▶ _Task inputs_

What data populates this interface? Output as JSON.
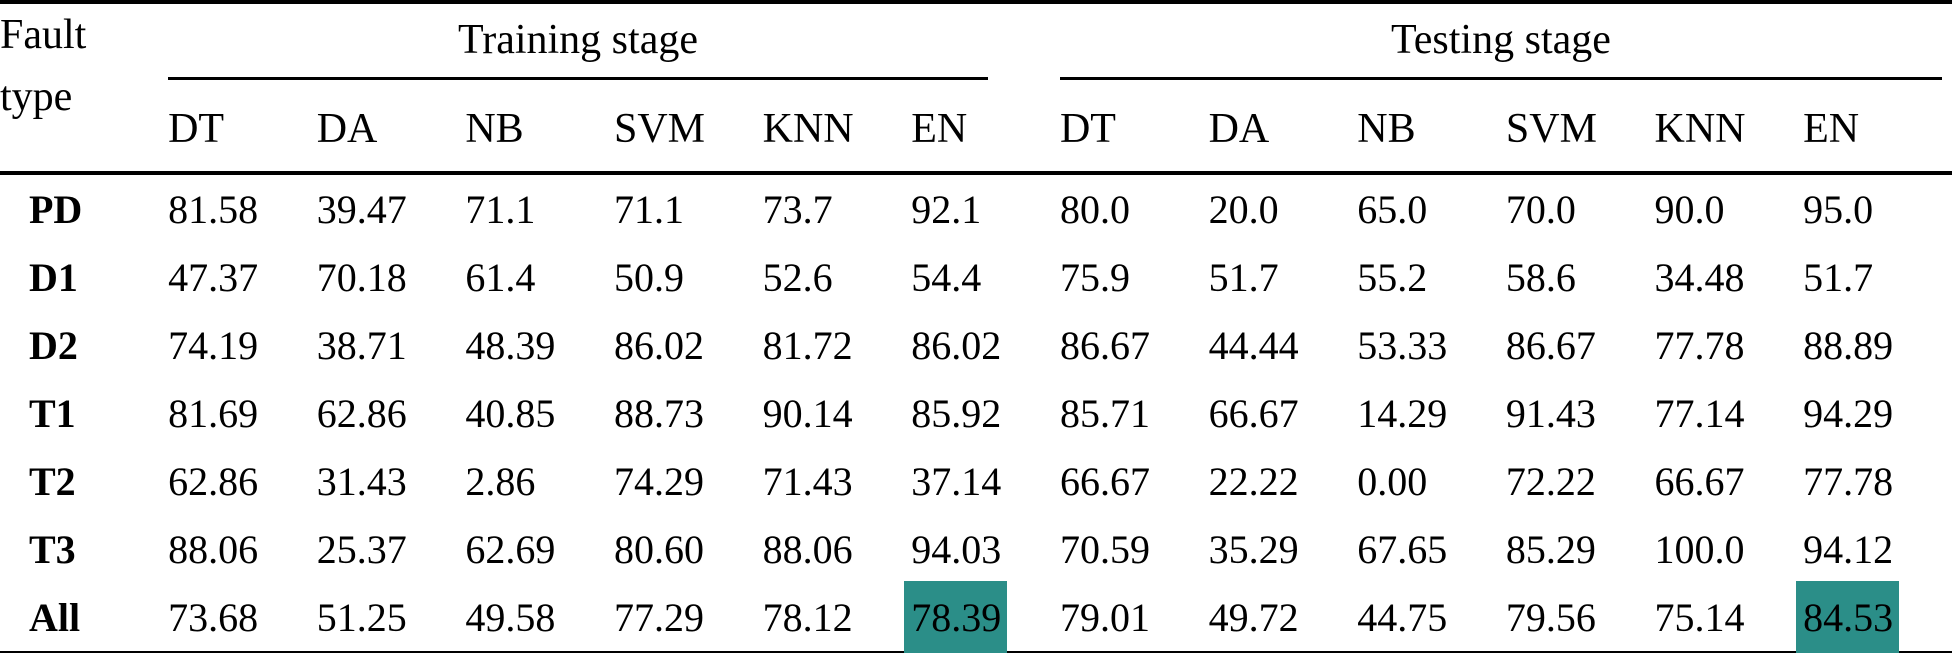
{
  "page": {
    "background": "#ffffff",
    "text_color": "#000000",
    "highlight_color": "#2b8e88"
  },
  "table": {
    "corner_header": {
      "line1": "Fault",
      "line2": "type"
    },
    "group_headers": [
      "Training stage",
      "Testing stage"
    ],
    "sub_headers": [
      "DT",
      "DA",
      "NB",
      "SVM",
      "KNN",
      "EN"
    ],
    "rows": [
      {
        "label": "PD",
        "training": [
          "81.58",
          "39.47",
          "71.1",
          "71.1",
          "73.7",
          "92.1"
        ],
        "testing": [
          "80.0",
          "20.0",
          "65.0",
          "70.0",
          "90.0",
          "95.0"
        ],
        "highlights": {
          "training": [],
          "testing": []
        }
      },
      {
        "label": "D1",
        "training": [
          "47.37",
          "70.18",
          "61.4",
          "50.9",
          "52.6",
          "54.4"
        ],
        "testing": [
          "75.9",
          "51.7",
          "55.2",
          "58.6",
          "34.48",
          "51.7"
        ],
        "highlights": {
          "training": [],
          "testing": []
        }
      },
      {
        "label": "D2",
        "training": [
          "74.19",
          "38.71",
          "48.39",
          "86.02",
          "81.72",
          "86.02"
        ],
        "testing": [
          "86.67",
          "44.44",
          "53.33",
          "86.67",
          "77.78",
          "88.89"
        ],
        "highlights": {
          "training": [],
          "testing": []
        }
      },
      {
        "label": "T1",
        "training": [
          "81.69",
          "62.86",
          "40.85",
          "88.73",
          "90.14",
          "85.92"
        ],
        "testing": [
          "85.71",
          "66.67",
          "14.29",
          "91.43",
          "77.14",
          "94.29"
        ],
        "highlights": {
          "training": [],
          "testing": []
        }
      },
      {
        "label": "T2",
        "training": [
          "62.86",
          "31.43",
          "2.86",
          "74.29",
          "71.43",
          "37.14"
        ],
        "testing": [
          "66.67",
          "22.22",
          "0.00",
          "72.22",
          "66.67",
          "77.78"
        ],
        "highlights": {
          "training": [],
          "testing": []
        }
      },
      {
        "label": "T3",
        "training": [
          "88.06",
          "25.37",
          "62.69",
          "80.60",
          "88.06",
          "94.03"
        ],
        "testing": [
          "70.59",
          "35.29",
          "67.65",
          "85.29",
          "100.0",
          "94.12"
        ],
        "highlights": {
          "training": [],
          "testing": []
        }
      },
      {
        "label": "All",
        "training": [
          "73.68",
          "51.25",
          "49.58",
          "77.29",
          "78.12",
          "78.39"
        ],
        "testing": [
          "79.01",
          "49.72",
          "44.75",
          "79.56",
          "75.14",
          "84.53"
        ],
        "highlights": {
          "training": [
            5
          ],
          "testing": [
            5
          ]
        }
      }
    ]
  },
  "chart_data": {
    "type": "table",
    "row_header": "Fault type",
    "column_groups": [
      "Training stage",
      "Testing stage"
    ],
    "columns": [
      "DT",
      "DA",
      "NB",
      "SVM",
      "KNN",
      "EN"
    ],
    "rows": [
      {
        "label": "PD",
        "training": [
          81.58,
          39.47,
          71.1,
          71.1,
          73.7,
          92.1
        ],
        "testing": [
          80.0,
          20.0,
          65.0,
          70.0,
          90.0,
          95.0
        ]
      },
      {
        "label": "D1",
        "training": [
          47.37,
          70.18,
          61.4,
          50.9,
          52.6,
          54.4
        ],
        "testing": [
          75.9,
          51.7,
          55.2,
          58.6,
          34.48,
          51.7
        ]
      },
      {
        "label": "D2",
        "training": [
          74.19,
          38.71,
          48.39,
          86.02,
          81.72,
          86.02
        ],
        "testing": [
          86.67,
          44.44,
          53.33,
          86.67,
          77.78,
          88.89
        ]
      },
      {
        "label": "T1",
        "training": [
          81.69,
          62.86,
          40.85,
          88.73,
          90.14,
          85.92
        ],
        "testing": [
          85.71,
          66.67,
          14.29,
          91.43,
          77.14,
          94.29
        ]
      },
      {
        "label": "T2",
        "training": [
          62.86,
          31.43,
          2.86,
          74.29,
          71.43,
          37.14
        ],
        "testing": [
          66.67,
          22.22,
          0.0,
          72.22,
          66.67,
          77.78
        ]
      },
      {
        "label": "T3",
        "training": [
          88.06,
          25.37,
          62.69,
          80.6,
          88.06,
          94.03
        ],
        "testing": [
          70.59,
          35.29,
          67.65,
          85.29,
          100.0,
          94.12
        ]
      },
      {
        "label": "All",
        "training": [
          73.68,
          51.25,
          49.58,
          77.29,
          78.12,
          78.39
        ],
        "testing": [
          79.01,
          49.72,
          44.75,
          79.56,
          75.14,
          84.53
        ]
      }
    ],
    "highlighted_cells": [
      {
        "row": "All",
        "stage": "Training stage",
        "column": "EN",
        "value": 78.39
      },
      {
        "row": "All",
        "stage": "Testing stage",
        "column": "EN",
        "value": 84.53
      }
    ]
  }
}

▶ _What is required_
Transcribe the whole listing, character for character, but not its images.

▶ _Task result_
What data populates this interface? Output as JSON.
{
  "page": {
    "background": "#ffffff",
    "text_color": "#000000",
    "highlight_color": "#2b8e88"
  },
  "table": {
    "corner_header": {
      "line1": "Fault",
      "line2": "type"
    },
    "group_headers": [
      "Training stage",
      "Testing stage"
    ],
    "sub_headers": [
      "DT",
      "DA",
      "NB",
      "SVM",
      "KNN",
      "EN"
    ],
    "rows": [
      {
        "label": "PD",
        "training": [
          "81.58",
          "39.47",
          "71.1",
          "71.1",
          "73.7",
          "92.1"
        ],
        "testing": [
          "80.0",
          "20.0",
          "65.0",
          "70.0",
          "90.0",
          "95.0"
        ],
        "highlights": {
          "training": [],
          "testing": []
        }
      },
      {
        "label": "D1",
        "training": [
          "47.37",
          "70.18",
          "61.4",
          "50.9",
          "52.6",
          "54.4"
        ],
        "testing": [
          "75.9",
          "51.7",
          "55.2",
          "58.6",
          "34.48",
          "51.7"
        ],
        "highlights": {
          "training": [],
          "testing": []
        }
      },
      {
        "label": "D2",
        "training": [
          "74.19",
          "38.71",
          "48.39",
          "86.02",
          "81.72",
          "86.02"
        ],
        "testing": [
          "86.67",
          "44.44",
          "53.33",
          "86.67",
          "77.78",
          "88.89"
        ],
        "highlights": {
          "training": [],
          "testing": []
        }
      },
      {
        "label": "T1",
        "training": [
          "81.69",
          "62.86",
          "40.85",
          "88.73",
          "90.14",
          "85.92"
        ],
        "testing": [
          "85.71",
          "66.67",
          "14.29",
          "91.43",
          "77.14",
          "94.29"
        ],
        "highlights": {
          "training": [],
          "testing": []
        }
      },
      {
        "label": "T2",
        "training": [
          "62.86",
          "31.43",
          "2.86",
          "74.29",
          "71.43",
          "37.14"
        ],
        "testing": [
          "66.67",
          "22.22",
          "0.00",
          "72.22",
          "66.67",
          "77.78"
        ],
        "highlights": {
          "training": [],
          "testing": []
        }
      },
      {
        "label": "T3",
        "training": [
          "88.06",
          "25.37",
          "62.69",
          "80.60",
          "88.06",
          "94.03"
        ],
        "testing": [
          "70.59",
          "35.29",
          "67.65",
          "85.29",
          "100.0",
          "94.12"
        ],
        "highlights": {
          "training": [],
          "testing": []
        }
      },
      {
        "label": "All",
        "training": [
          "73.68",
          "51.25",
          "49.58",
          "77.29",
          "78.12",
          "78.39"
        ],
        "testing": [
          "79.01",
          "49.72",
          "44.75",
          "79.56",
          "75.14",
          "84.53"
        ],
        "highlights": {
          "training": [
            5
          ],
          "testing": [
            5
          ]
        }
      }
    ]
  },
  "chart_data": {
    "type": "table",
    "row_header": "Fault type",
    "column_groups": [
      "Training stage",
      "Testing stage"
    ],
    "columns": [
      "DT",
      "DA",
      "NB",
      "SVM",
      "KNN",
      "EN"
    ],
    "rows": [
      {
        "label": "PD",
        "training": [
          81.58,
          39.47,
          71.1,
          71.1,
          73.7,
          92.1
        ],
        "testing": [
          80.0,
          20.0,
          65.0,
          70.0,
          90.0,
          95.0
        ]
      },
      {
        "label": "D1",
        "training": [
          47.37,
          70.18,
          61.4,
          50.9,
          52.6,
          54.4
        ],
        "testing": [
          75.9,
          51.7,
          55.2,
          58.6,
          34.48,
          51.7
        ]
      },
      {
        "label": "D2",
        "training": [
          74.19,
          38.71,
          48.39,
          86.02,
          81.72,
          86.02
        ],
        "testing": [
          86.67,
          44.44,
          53.33,
          86.67,
          77.78,
          88.89
        ]
      },
      {
        "label": "T1",
        "training": [
          81.69,
          62.86,
          40.85,
          88.73,
          90.14,
          85.92
        ],
        "testing": [
          85.71,
          66.67,
          14.29,
          91.43,
          77.14,
          94.29
        ]
      },
      {
        "label": "T2",
        "training": [
          62.86,
          31.43,
          2.86,
          74.29,
          71.43,
          37.14
        ],
        "testing": [
          66.67,
          22.22,
          0.0,
          72.22,
          66.67,
          77.78
        ]
      },
      {
        "label": "T3",
        "training": [
          88.06,
          25.37,
          62.69,
          80.6,
          88.06,
          94.03
        ],
        "testing": [
          70.59,
          35.29,
          67.65,
          85.29,
          100.0,
          94.12
        ]
      },
      {
        "label": "All",
        "training": [
          73.68,
          51.25,
          49.58,
          77.29,
          78.12,
          78.39
        ],
        "testing": [
          79.01,
          49.72,
          44.75,
          79.56,
          75.14,
          84.53
        ]
      }
    ],
    "highlighted_cells": [
      {
        "row": "All",
        "stage": "Training stage",
        "column": "EN",
        "value": 78.39
      },
      {
        "row": "All",
        "stage": "Testing stage",
        "column": "EN",
        "value": 84.53
      }
    ]
  }
}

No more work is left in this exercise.